-- start of The input --

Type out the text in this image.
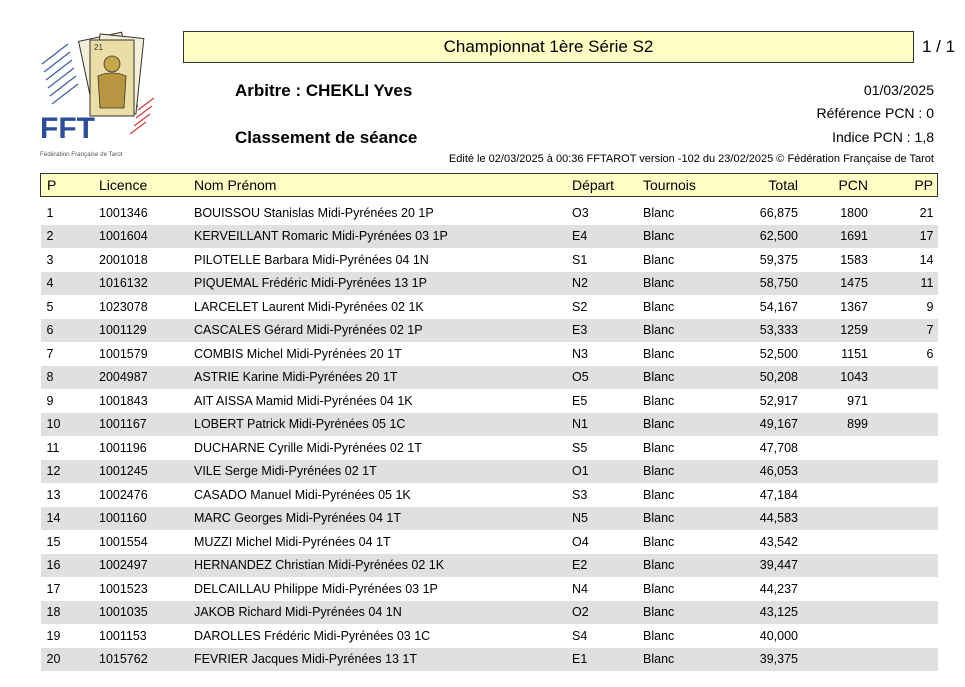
21
FFT
Fédération Française de Tarot
Championnat 1ère Série S2	1 / 1
Arbitre : CHEKLI Yves
Classement de séance
01/03/2025
Référence PCN : 0
Indice PCN : 1,8
Edité le 02/03/2025 à 00:36 FFTAROT version -102 du 23/02/2025 © Fédération Française de Tarot
P	Licence	Nom Prénom	Départ	Tournois	Total	PCN	PP
1	1001346	BOUISSOU Stanislas Midi-Pyrénées 20 1P	O3	Blanc	66,875	1800	21
2	1001604	KERVEILLANT Romaric Midi-Pyrénées 03 1P	E4	Blanc	62,500	1691	17
3	2001018	PILOTELLE Barbara Midi-Pyrénées 04 1N	S1	Blanc	59,375	1583	14
4	1016132	PIQUEMAL Frédéric Midi-Pyrénées 13 1P	N2	Blanc	58,750	1475	11
5	1023078	LARCELET Laurent Midi-Pyrénées 02 1K	S2	Blanc	54,167	1367	9
6	1001129	CASCALES Gérard Midi-Pyrénées 02 1P	E3	Blanc	53,333	1259	7
7	1001579	COMBIS Michel Midi-Pyrénées 20 1T	N3	Blanc	52,500	1151	6
8	2004987	ASTRIE Karine Midi-Pyrénées 20 1T	O5	Blanc	50,208	1043	
9	1001843	AIT AISSA Mamid Midi-Pyrénées 04 1K	E5	Blanc	52,917	971	
10	1001167	LOBERT Patrick Midi-Pyrénées 05 1C	N1	Blanc	49,167	899	
11	1001196	DUCHARNE Cyrille Midi-Pyrénées 02 1T	S5	Blanc	47,708		
12	1001245	VILE Serge Midi-Pyrénées 02 1T	O1	Blanc	46,053		
13	1002476	CASADO Manuel Midi-Pyrénées 05 1K	S3	Blanc	47,184		
14	1001160	MARC Georges Midi-Pyrénées 04 1T	N5	Blanc	44,583		
15	1001554	MUZZI Michel Midi-Pyrénées 04 1T	O4	Blanc	43,542		
16	1002497	HERNANDEZ Christian Midi-Pyrénées 02 1K	E2	Blanc	39,447		
17	1001523	DELCAILLAU Philippe Midi-Pyrénées 03 1P	N4	Blanc	44,237		
18	1001035	JAKOB Richard Midi-Pyrénées 04 1N	O2	Blanc	43,125		
19	1001153	DAROLLES Frédéric Midi-Pyrénées 03 1C	S4	Blanc	40,000		
20	1015762	FEVRIER Jacques Midi-Pyrénées 13 1T	E1	Blanc	39,375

-- end of The input --

▶ Task statement: Filter the records above for lines containing the word "Michel", and copy those lines.

▶ Exercise solution:
7	1001579	COMBIS Michel Midi-Pyrénées 20 1T	N3	Blanc	52,500	1151	6
15	1001554	MUZZI Michel Midi-Pyrénées 04 1T	O4	Blanc	43,542		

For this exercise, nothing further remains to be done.